[Extract]:
"""
Dr’s don’t know what to do with Derek.  If anyone has an answer please let us know.

1 Year On

I can’t believe it is 1 year today since Derek was admitted to hospital for surgery to remove his prostate.  The day his life changed forever.

We thought that his diagnosis of prostate cancer was the end of the world.  It took a lot of strength to stay calm while waiting for surgery.  But life since surgery has been so different.

That is not to say that having Adrenal Failure (Addison’s is just part of the problem, but it is more than that) is worse than Cancer, but the life we now live is far harder than we imagined it would be following the successful removal of the cancer.

What was supposed to be a simple operation, with a 2-4 week recovery has turned into a lifetime of lifesaving drugs 3 times a day, with high risk of hospital admission due to illness/shock.  I worry daily about what could cause Derek to become ill.

The trip we took a few weeks ago just showed us how close he can come to a crisis just because something unexpected happens.

We put our trust in a medical system that let us down.

Something I have not made public until now was that there was something that could have been done to reduce considerably, the risk of DIC/CAPS.

Because what happened was such a rare event we wanted to know why it happened, and if there was anything that could have/should have been done to reduce the risk of such a catastrophic event.  Apparently there was.

In our search for answers, we found references all over the internet, from hospitals outside New Zealand, that talked about “Bridging” APS patients when they withhold warfarin for a period of time, to reduce the risk of a clotting event.  This involves LWMH (clexane) administered by injection and daily monitoring of INR.

Every medical person is concerned about the risk of bleeding out, and that is great because warfarin does create a risk.  But NOBODY was concerned about the risk of clots, which is why he was on warfarin in the first place.

Our thought was, did they know about the practice of Bridging with LWMH in New Zealand.  What we found out was YES THEY DID.

I found a booklet on line from a New Zealand Hospital that stated that patients on Warfarin were to be assessed as to their risk factors of bleeding vs clotting when having surgery.

When I examined the risk factors, the document put Derek in a High Risk group.

Patients at higher risk of thromboembolism if warfarin is withheld:

(a) Patients with mechanical prosthetic heart valves

(b) Patients who have suffered an acute thrombosis within the preceding 3 months

(c) Patients with a high-risk thrombophilia on chronic anticoagulation  (Antiphospholipid IS a high-risk thrombophilia)
"""
[Extracted information]:
"""
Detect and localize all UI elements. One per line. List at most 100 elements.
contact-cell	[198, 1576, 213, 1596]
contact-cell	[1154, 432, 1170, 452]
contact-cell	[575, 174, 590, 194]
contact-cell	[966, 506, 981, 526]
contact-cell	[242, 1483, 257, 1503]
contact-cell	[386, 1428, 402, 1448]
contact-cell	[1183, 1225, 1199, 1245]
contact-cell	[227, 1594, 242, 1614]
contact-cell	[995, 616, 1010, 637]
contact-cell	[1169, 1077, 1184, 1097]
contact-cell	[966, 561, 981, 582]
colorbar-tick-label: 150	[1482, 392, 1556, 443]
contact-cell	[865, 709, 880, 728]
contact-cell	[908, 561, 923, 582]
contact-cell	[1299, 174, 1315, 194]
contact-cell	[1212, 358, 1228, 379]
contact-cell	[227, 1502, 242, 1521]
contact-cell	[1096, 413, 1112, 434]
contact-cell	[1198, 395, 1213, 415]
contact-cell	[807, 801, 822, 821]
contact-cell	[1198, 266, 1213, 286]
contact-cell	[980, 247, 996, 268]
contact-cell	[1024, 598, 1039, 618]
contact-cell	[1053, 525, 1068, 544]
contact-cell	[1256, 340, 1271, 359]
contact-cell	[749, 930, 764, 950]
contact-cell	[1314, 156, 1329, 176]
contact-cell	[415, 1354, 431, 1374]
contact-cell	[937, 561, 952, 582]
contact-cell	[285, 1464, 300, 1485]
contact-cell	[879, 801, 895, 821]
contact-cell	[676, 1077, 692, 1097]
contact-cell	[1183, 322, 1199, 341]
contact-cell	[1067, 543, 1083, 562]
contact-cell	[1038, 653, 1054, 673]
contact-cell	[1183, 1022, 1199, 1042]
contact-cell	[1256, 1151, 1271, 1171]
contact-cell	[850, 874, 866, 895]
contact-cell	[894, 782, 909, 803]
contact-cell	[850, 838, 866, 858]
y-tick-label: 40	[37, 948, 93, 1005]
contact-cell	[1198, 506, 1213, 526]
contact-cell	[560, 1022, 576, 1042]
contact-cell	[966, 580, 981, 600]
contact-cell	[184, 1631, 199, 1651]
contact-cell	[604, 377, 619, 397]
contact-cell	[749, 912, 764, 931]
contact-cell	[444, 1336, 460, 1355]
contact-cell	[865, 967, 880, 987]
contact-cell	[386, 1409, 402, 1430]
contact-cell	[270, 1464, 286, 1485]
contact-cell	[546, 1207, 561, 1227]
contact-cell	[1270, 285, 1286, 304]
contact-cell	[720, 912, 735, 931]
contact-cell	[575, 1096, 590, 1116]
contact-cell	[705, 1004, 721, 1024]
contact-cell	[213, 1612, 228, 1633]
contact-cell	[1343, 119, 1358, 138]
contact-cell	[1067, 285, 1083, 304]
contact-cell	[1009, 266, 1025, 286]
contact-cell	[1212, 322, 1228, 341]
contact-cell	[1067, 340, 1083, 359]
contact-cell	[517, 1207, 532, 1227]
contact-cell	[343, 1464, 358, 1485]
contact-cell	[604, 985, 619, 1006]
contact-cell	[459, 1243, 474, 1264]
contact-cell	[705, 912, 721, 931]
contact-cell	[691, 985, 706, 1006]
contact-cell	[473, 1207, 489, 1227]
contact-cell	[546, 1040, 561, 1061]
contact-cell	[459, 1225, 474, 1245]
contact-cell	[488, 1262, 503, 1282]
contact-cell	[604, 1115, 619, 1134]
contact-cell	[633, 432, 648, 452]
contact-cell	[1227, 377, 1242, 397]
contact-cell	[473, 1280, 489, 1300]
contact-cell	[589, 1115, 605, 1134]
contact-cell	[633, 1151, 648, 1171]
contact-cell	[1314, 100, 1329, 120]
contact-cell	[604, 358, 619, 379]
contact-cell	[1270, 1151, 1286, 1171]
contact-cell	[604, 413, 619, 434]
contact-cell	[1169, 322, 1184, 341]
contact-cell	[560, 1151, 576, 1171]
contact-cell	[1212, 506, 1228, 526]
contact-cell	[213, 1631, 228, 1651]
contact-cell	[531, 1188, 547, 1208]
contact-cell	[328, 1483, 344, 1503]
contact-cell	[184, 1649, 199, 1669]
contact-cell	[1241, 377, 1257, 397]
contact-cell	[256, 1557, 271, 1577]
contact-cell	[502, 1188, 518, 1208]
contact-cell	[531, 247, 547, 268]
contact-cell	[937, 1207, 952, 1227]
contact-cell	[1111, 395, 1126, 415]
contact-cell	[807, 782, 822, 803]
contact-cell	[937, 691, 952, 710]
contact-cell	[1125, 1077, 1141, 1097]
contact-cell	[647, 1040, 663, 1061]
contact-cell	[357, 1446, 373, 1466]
"""
[Check your understanding]:
**a)** In the post about Derek, how often must he take lifesaving drugs?
**b)** Retype a passage of the post about Derek, beginning at the words "We put our trust" and stopping after "risk of DIC/CAPS.".
**c)** Please write what comes next in the post about Derek, picking up after its last line.
The records are separate material and have no connection to the post about Derek.

[Written answers]:
**a)** Three times a day.

**b)**
We put our trust in a medical system that let us down.

Something I have not made public until now was that there was something that could have been done to reduce considerably, the risk of DIC/CAPS.

**c)**
These patients should receive bridging anticoagulation in the peri-operative and post-operative period. This can be done in consultation with a cardiologist (a) or a haematologist (b & c).



Time Low Risk Patients High Risk Patients
Before Surgery
  • Withold warfarin therapy 4-5 days before surgery
  • The night before surgery: If INR>2, give 1-5 mg vitamin K1 IV.
  • The day of surgery: If INR ≤ 1.5, surgery can proceed. If INR > 1.5, defer surgery, or if surgery is urgent, give Prothrombinex-HT (25 – 50 units/kg) plus 150 – 300ml FFP or 10 – 15ml/kg of FFP if Prothrombinex-HT is not used.
  • Withhold Warfarin therapy 4-5 days before surgery
  • 2-3 days before surgery: start giving once daily or twice daily treatment doses of enoxaparin SC (refer to: Therapeutic Anticoagulation with LMWH) or UFH IV infusion as per protocol (without bolus dose).
  • If using enoxaparin, the last dose (maximum dose 1mg/kg) should be at ≥ 24 hours before surgery. If using UFH IV infusion, it should be discontinued 4 – 6 hours before surgery.

They did not do the 2-3 days out from surgery cover, and they never checked his INR during that time so they have no idea what was happening.  We do know his INR was around 1.2 when he was admitted to hospital.

His blood results on diagnosis were extremely high:

  • PPT  –  42.3 sec (24-32)
  • Lupus Anticoag – 85.8 sec (32-45)
  • Cardiolipin IgG  – >150  (>80 considered High)

These three tests together scream extremely high risk of clots.  He was a sitting duck.

The booklet I have quoted is from the Capital and Coast District Health Board.  This is the hospital that operated on Derek.  Their own recommended procedure wasn’t followed.

We do not blame the Urologist that performed the surgery.  It was up to Hematology to advise the Anethatist/Surgeon what should be done regarding Warfarin/Heprin withdrawal before, during and after surgery.

The hematology department, when asked about treatment for his Warfarin, SHOULD have looked at his APS results which were in the system and accessible, and assessed him as high risk, and followed their own procedures.

There is no guarantee that it would have prevented what happened, nobody can say for certain it would have prevented it.  But it certainly wouldn’t have hurt, and it would definitely have reduced considerably.

We have talked to the surgeon and commented that he wouldn’t want to operate on Derek again.  His comment was that it wouldn’t be a problem, he would be given appropriate advice on how to deal with his coagulation management.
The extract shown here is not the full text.